MATERIAL PROVIDED:

- - -

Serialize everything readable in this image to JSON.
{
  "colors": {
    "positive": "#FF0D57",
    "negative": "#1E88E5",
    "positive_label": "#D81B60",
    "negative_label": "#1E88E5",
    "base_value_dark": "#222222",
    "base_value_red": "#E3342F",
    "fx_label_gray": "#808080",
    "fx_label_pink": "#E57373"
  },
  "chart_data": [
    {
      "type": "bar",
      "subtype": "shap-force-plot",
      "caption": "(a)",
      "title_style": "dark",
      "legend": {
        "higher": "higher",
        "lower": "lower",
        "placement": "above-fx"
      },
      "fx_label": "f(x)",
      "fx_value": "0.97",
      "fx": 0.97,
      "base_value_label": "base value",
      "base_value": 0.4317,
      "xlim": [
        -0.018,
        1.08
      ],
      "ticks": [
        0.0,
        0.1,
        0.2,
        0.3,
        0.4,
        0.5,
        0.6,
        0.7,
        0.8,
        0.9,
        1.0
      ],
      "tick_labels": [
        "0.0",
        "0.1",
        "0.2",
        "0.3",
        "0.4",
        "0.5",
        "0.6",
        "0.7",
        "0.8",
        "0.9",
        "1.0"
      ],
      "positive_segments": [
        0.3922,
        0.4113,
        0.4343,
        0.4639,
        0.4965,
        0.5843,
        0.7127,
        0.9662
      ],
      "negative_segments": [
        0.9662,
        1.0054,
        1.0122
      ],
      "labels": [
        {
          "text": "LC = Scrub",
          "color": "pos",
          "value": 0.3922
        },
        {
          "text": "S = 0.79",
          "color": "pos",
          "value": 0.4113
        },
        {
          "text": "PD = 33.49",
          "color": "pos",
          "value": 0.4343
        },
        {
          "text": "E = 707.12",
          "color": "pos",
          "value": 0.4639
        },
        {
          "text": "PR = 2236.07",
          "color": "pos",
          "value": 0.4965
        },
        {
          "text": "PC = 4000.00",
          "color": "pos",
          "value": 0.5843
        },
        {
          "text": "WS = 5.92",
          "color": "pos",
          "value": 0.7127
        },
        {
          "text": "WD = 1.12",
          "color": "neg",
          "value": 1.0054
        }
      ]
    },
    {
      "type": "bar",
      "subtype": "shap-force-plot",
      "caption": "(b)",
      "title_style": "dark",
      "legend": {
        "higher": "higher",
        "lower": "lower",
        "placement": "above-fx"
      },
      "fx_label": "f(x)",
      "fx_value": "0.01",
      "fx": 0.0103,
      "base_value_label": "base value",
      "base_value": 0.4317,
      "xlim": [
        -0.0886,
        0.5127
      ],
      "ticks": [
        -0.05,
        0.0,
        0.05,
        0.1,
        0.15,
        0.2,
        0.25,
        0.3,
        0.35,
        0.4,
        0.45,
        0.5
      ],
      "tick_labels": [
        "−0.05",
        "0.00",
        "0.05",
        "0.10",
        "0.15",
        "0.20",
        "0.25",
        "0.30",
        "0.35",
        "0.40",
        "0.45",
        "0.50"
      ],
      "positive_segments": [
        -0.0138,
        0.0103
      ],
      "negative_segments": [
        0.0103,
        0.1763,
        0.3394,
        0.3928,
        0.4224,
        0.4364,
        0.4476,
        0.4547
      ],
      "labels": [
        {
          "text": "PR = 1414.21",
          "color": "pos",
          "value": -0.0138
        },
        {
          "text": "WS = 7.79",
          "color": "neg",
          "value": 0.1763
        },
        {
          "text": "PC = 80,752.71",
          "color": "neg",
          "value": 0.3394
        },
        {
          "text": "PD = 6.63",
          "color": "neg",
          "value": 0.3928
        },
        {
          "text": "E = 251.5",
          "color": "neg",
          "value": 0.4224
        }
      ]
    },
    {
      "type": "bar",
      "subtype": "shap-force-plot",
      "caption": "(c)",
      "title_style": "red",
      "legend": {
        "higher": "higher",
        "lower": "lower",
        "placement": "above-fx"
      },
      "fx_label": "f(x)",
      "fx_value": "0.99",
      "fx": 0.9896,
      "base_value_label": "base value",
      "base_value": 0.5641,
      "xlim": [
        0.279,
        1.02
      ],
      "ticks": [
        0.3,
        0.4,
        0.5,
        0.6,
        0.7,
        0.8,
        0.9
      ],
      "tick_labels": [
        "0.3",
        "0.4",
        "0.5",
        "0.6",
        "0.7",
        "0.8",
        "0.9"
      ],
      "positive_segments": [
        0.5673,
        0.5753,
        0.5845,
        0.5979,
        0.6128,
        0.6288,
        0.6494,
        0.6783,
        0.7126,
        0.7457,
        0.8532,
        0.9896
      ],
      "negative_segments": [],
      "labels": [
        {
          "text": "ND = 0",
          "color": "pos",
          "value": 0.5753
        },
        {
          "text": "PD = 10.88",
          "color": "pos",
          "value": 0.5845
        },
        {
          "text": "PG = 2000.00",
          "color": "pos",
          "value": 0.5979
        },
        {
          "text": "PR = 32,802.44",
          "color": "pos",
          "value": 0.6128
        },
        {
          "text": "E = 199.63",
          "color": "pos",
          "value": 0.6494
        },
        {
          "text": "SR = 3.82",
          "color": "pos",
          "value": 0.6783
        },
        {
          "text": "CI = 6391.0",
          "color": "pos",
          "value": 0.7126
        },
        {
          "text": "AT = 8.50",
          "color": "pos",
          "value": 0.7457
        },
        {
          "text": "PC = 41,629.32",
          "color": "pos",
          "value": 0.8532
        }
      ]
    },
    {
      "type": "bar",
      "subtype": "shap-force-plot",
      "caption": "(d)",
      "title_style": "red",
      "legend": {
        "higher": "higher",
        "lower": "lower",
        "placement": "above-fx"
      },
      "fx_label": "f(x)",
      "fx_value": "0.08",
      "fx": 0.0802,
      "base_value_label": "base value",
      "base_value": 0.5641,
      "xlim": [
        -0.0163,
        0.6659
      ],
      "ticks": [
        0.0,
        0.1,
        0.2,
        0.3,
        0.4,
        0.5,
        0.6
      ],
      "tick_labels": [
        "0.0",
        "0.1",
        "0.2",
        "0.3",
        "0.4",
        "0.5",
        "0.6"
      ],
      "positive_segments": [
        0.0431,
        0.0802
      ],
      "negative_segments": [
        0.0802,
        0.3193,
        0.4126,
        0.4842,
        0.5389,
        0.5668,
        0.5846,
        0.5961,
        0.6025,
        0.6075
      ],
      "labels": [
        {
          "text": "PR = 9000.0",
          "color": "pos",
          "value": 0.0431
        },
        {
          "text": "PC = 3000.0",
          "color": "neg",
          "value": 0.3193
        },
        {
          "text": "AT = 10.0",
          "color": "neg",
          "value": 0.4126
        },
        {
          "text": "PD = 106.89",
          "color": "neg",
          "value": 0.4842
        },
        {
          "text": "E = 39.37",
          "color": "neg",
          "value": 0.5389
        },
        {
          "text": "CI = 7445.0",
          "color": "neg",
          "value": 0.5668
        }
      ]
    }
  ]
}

- - -

Copy each entry exactly, with nothing added or dropped.

REPLY:
Serialize everything readable in this image to JSON.
{
  "colors": {
    "positive": "#FF0D57",
    "negative": "#1E88E5",
    "positive_label": "#D81B60",
    "negative_label": "#1E88E5",
    "base_value_dark": "#222222",
    "base_value_red": "#E3342F",
    "fx_label_gray": "#808080",
    "fx_label_pink": "#E57373"
  },
  "chart_data": [
    {
      "type": "bar",
      "subtype": "shap-force-plot",
      "caption": "(a)",
      "title_style": "dark",
      "legend": {
        "higher": "higher",
        "lower": "lower",
        "placement": "above-fx"
      },
      "fx_label": "f(x)",
      "fx_value": "0.97",
      "fx": 0.97,
      "base_value_label": "base value",
      "base_value": 0.4317,
      "xlim": [
        -0.018,
        1.08
      ],
      "ticks": [
        0.0,
        0.1,
        0.2,
        0.3,
        0.4,
        0.5,
        0.6,
        0.7,
        0.8,
        0.9,
        1.0
      ],
      "tick_labels": [
        "0.0",
        "0.1",
        "0.2",
        "0.3",
        "0.4",
        "0.5",
        "0.6",
        "0.7",
        "0.8",
        "0.9",
        "1.0"
      ],
      "positive_segments": [
        0.3922,
        0.4113,
        0.4343,
        0.4639,
        0.4965,
        0.5843,
        0.7127,
        0.9662
      ],
      "negative_segments": [
        0.9662,
        1.0054,
        1.0122
      ],
      "labels": [
        {
          "text": "LC = Scrub",
          "color": "pos",
          "value": 0.3922
        },
        {
          "text": "S = 0.79",
          "color": "pos",
          "value": 0.4113
        },
        {
          "text": "PD = 33.49",
          "color": "pos",
          "value": 0.4343
        },
        {
          "text": "E = 707.12",
          "color": "pos",
          "value": 0.4639
        },
        {
          "text": "PR = 2236.07",
          "color": "pos",
          "value": 0.4965
        },
        {
          "text": "PC = 4000.00",
          "color": "pos",
          "value": 0.5843
        },
        {
          "text": "WS = 5.92",
          "color": "pos",
          "value": 0.7127
        },
        {
          "text": "WD = 1.12",
          "color": "neg",
          "value": 1.0054
        }
      ]
    },
    {
      "type": "bar",
      "subtype": "shap-force-plot",
      "caption": "(b)",
      "title_style": "dark",
      "legend": {
        "higher": "higher",
        "lower": "lower",
        "placement": "above-fx"
      },
      "fx_label": "f(x)",
      "fx_value": "0.01",
      "fx": 0.0103,
      "base_value_label": "base value",
      "base_value": 0.4317,
      "xlim": [
        -0.0886,
        0.5127
      ],
      "ticks": [
        -0.05,
        0.0,
        0.05,
        0.1,
        0.15,
        0.2,
        0.25,
        0.3,
        0.35,
        0.4,
        0.45,
        0.5
      ],
      "tick_labels": [
        "−0.05",
        "0.00",
        "0.05",
        "0.10",
        "0.15",
        "0.20",
        "0.25",
        "0.30",
        "0.35",
        "0.40",
        "0.45",
        "0.50"
      ],
      "positive_segments": [
        -0.0138,
        0.0103
      ],
      "negative_segments": [
        0.0103,
        0.1763,
        0.3394,
        0.3928,
        0.4224,
        0.4364,
        0.4476,
        0.4547
      ],
      "labels": [
        {
          "text": "PR = 1414.21",
          "color": "pos",
          "value": -0.0138
        },
        {
          "text": "WS = 7.79",
          "color": "neg",
          "value": 0.1763
        },
        {
          "text": "PC = 80,752.71",
          "color": "neg",
          "value": 0.3394
        },
        {
          "text": "PD = 6.63",
          "color": "neg",
          "value": 0.3928
        },
        {
          "text": "E = 251.5",
          "color": "neg",
          "value": 0.4224
        }
      ]
    },
    {
      "type": "bar",
      "subtype": "shap-force-plot",
      "caption": "(c)",
      "title_style": "red",
      "legend": {
        "higher": "higher",
        "lower": "lower",
        "placement": "above-fx"
      },
      "fx_label": "f(x)",
      "fx_value": "0.99",
      "fx": 0.9896,
      "base_value_label": "base value",
      "base_value": 0.5641,
      "xlim": [
        0.279,
        1.02
      ],
      "ticks": [
        0.3,
        0.4,
        0.5,
        0.6,
        0.7,
        0.8,
        0.9
      ],
      "tick_labels": [
        "0.3",
        "0.4",
        "0.5",
        "0.6",
        "0.7",
        "0.8",
        "0.9"
      ],
      "positive_segments": [
        0.5673,
        0.5753,
        0.5845,
        0.5979,
        0.6128,
        0.6288,
        0.6494,
        0.6783,
        0.7126,
        0.7457,
        0.8532,
        0.9896
      ],
      "negative_segments": [],
      "labels": [
        {
          "text": "ND = 0",
          "color": "pos",
          "value": 0.5753
        },
        {
          "text": "PD = 10.88",
          "color": "pos",
          "value": 0.5845
        },
        {
          "text": "PG = 2000.00",
          "color": "pos",
          "value": 0.5979
        },
        {
          "text": "PR = 32,802.44",
          "color": "pos",
          "value": 0.6128
        },
        {
          "text": "E = 199.63",
          "color": "pos",
          "value": 0.6494
        },
        {
          "text": "SR = 3.82",
          "color": "pos",
          "value": 0.6783
        },
        {
          "text": "CI = 6391.0",
          "color": "pos",
          "value": 0.7126
        },
        {
          "text": "AT = 8.50",
          "color": "pos",
          "value": 0.7457
        },
        {
          "text": "PC = 41,629.32",
          "color": "pos",
          "value": 0.8532
        }
      ]
    },
    {
      "type": "bar",
      "subtype": "shap-force-plot",
      "caption": "(d)",
      "title_style": "red",
      "legend": {
        "higher": "higher",
        "lower": "lower",
        "placement": "above-fx"
      },
      "fx_label": "f(x)",
      "fx_value": "0.08",
      "fx": 0.0802,
      "base_value_label": "base value",
      "base_value": 0.5641,
      "xlim": [
        -0.0163,
        0.6659
      ],
      "ticks": [
        0.0,
        0.1,
        0.2,
        0.3,
        0.4,
        0.5,
        0.6
      ],
      "tick_labels": [
        "0.0",
        "0.1",
        "0.2",
        "0.3",
        "0.4",
        "0.5",
        "0.6"
      ],
      "positive_segments": [
        0.0431,
        0.0802
      ],
      "negative_segments": [
        0.0802,
        0.3193,
        0.4126,
        0.4842,
        0.5389,
        0.5668,
        0.5846,
        0.5961,
        0.6025,
        0.6075
      ],
      "labels": [
        {
          "text": "PR = 9000.0",
          "color": "pos",
          "value": 0.0431
        },
        {
          "text": "PC = 3000.0",
          "color": "neg",
          "value": 0.3193
        },
        {
          "text": "AT = 10.0",
          "color": "neg",
          "value": 0.4126
        },
        {
          "text": "PD = 106.89",
          "color": "neg",
          "value": 0.4842
        },
        {
          "text": "E = 39.37",
          "color": "neg",
          "value": 0.5389
        },
        {
          "text": "CI = 7445.0",
          "color": "neg",
          "value": 0.5668
        }
      ]
    }
  ]
}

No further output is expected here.